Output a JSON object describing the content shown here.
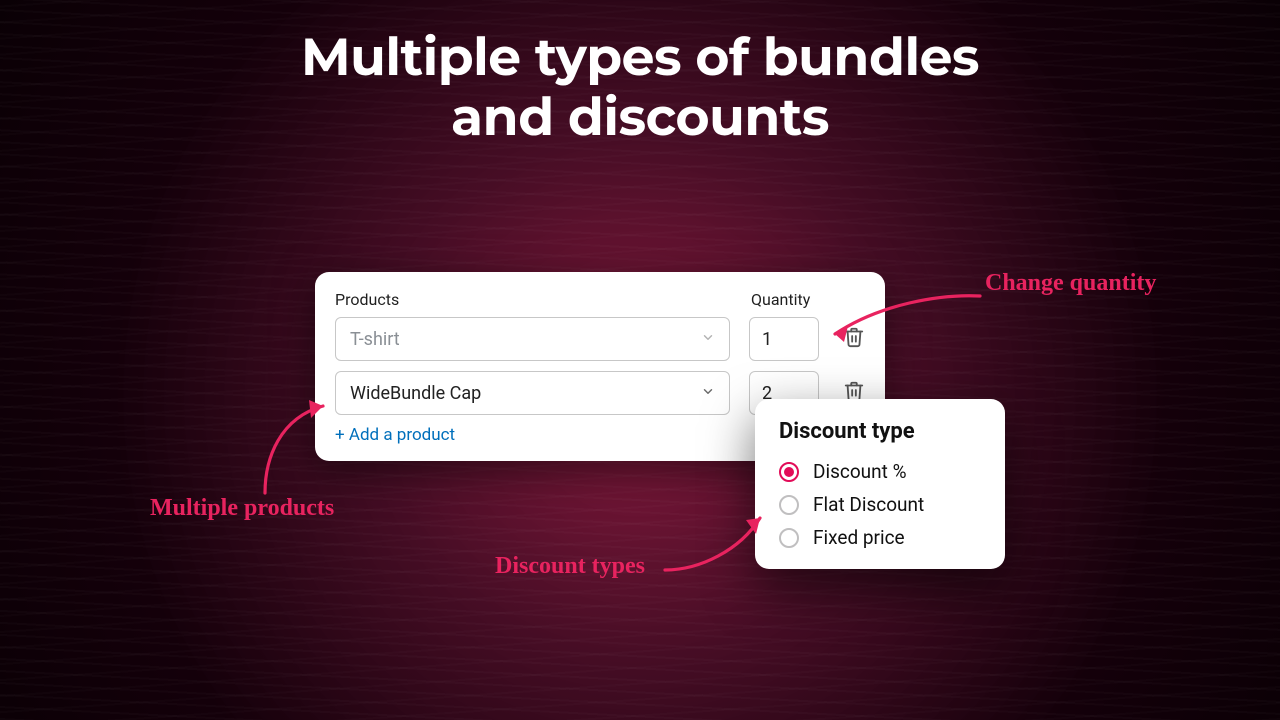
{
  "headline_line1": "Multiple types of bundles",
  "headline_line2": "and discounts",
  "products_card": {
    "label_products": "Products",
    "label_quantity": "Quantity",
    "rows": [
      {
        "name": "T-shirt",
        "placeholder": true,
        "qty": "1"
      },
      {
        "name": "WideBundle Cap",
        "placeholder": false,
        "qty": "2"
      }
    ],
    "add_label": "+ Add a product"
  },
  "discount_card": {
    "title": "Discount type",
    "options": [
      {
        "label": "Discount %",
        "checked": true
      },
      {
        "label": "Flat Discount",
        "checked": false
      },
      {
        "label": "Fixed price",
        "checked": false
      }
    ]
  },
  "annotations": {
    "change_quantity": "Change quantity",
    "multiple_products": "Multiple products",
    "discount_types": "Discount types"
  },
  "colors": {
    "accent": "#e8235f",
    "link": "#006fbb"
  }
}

--

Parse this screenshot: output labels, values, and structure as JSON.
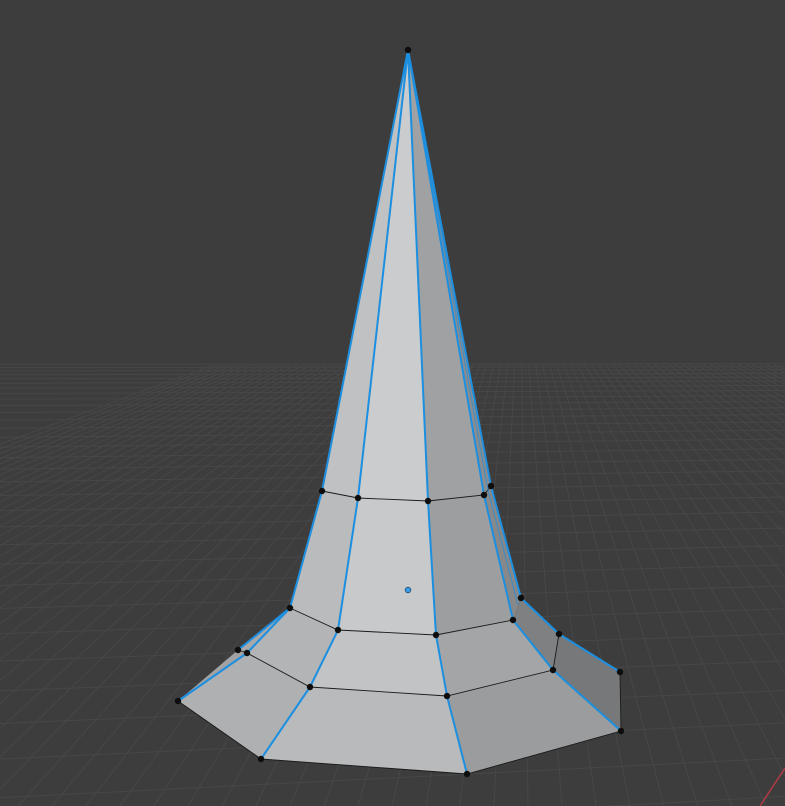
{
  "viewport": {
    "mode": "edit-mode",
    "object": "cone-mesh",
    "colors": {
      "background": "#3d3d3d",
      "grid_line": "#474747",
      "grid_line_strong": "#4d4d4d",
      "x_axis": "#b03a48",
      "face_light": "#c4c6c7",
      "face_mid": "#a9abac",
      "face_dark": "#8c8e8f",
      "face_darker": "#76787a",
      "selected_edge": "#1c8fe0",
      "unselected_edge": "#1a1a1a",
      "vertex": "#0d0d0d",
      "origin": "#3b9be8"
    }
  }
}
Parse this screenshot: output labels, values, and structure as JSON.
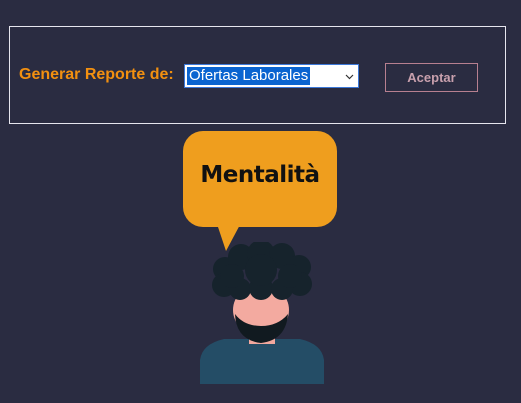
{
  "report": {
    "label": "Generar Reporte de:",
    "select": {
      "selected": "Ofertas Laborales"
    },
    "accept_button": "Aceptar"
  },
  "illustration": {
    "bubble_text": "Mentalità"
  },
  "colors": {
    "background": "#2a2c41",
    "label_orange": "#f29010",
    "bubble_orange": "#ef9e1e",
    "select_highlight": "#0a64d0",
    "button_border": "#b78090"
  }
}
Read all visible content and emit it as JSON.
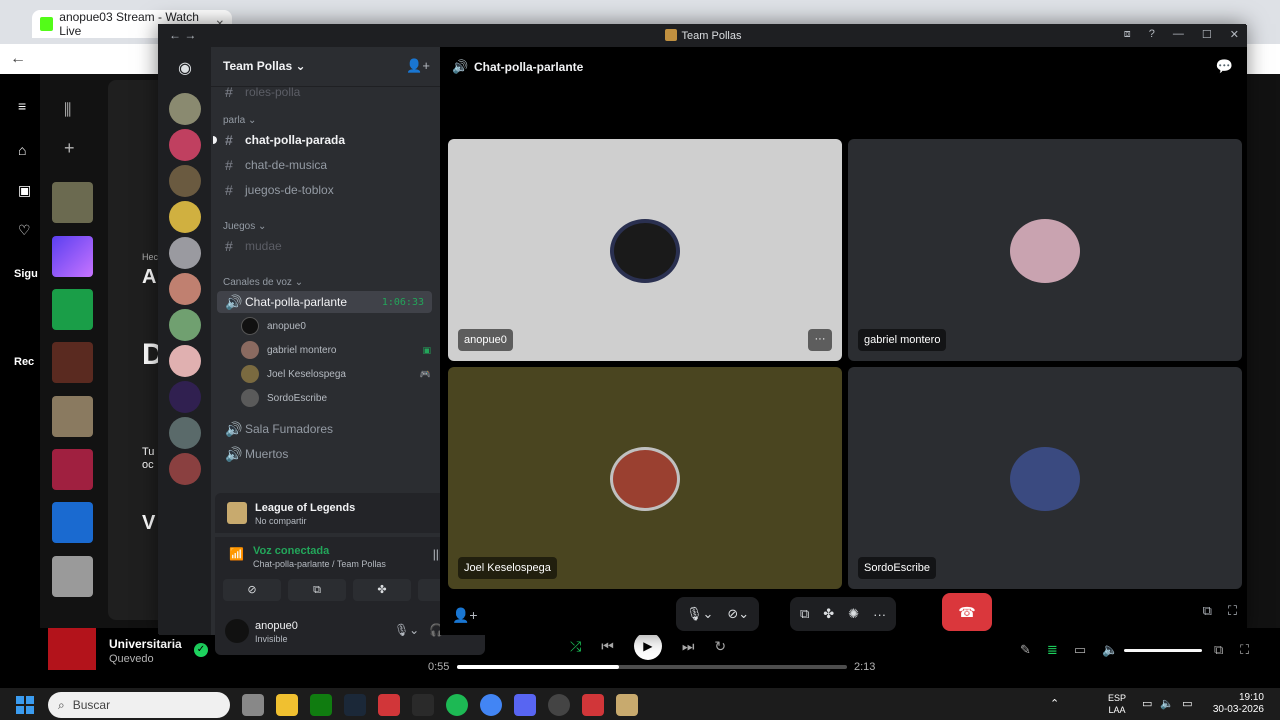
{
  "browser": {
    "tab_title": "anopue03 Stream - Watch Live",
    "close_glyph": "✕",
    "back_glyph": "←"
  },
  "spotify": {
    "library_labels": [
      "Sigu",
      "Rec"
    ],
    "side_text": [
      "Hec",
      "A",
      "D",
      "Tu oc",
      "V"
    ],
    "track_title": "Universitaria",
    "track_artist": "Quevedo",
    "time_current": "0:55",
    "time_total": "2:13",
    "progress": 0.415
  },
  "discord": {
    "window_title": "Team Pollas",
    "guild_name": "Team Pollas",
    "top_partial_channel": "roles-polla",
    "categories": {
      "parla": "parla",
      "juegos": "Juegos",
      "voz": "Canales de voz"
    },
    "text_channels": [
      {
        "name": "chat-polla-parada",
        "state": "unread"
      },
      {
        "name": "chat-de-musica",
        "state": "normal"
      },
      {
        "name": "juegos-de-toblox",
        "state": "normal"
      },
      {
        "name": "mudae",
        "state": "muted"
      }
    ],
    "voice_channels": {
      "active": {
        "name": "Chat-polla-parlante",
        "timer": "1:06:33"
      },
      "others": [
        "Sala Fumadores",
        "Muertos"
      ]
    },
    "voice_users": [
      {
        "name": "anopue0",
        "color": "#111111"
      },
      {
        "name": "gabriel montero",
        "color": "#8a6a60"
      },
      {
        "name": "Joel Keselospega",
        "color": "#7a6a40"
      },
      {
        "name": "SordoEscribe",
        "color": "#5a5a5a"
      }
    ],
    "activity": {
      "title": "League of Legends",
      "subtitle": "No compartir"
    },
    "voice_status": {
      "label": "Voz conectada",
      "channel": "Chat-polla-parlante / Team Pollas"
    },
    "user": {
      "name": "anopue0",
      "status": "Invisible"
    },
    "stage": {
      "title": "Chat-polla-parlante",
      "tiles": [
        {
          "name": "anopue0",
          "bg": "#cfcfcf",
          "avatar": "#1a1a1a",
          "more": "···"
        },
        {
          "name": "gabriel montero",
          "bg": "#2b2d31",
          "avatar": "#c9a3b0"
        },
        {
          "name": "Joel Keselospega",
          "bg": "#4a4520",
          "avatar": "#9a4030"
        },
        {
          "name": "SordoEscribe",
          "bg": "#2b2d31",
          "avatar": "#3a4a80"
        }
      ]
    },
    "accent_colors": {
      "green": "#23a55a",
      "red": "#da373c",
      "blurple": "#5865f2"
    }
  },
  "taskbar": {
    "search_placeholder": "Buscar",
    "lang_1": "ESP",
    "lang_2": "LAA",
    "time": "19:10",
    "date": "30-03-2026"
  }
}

[WRITTEN EXERCISE] Examine the records and report how many lines contain the string "JSON". Only the number should be given.

[THE OUTPUT] 4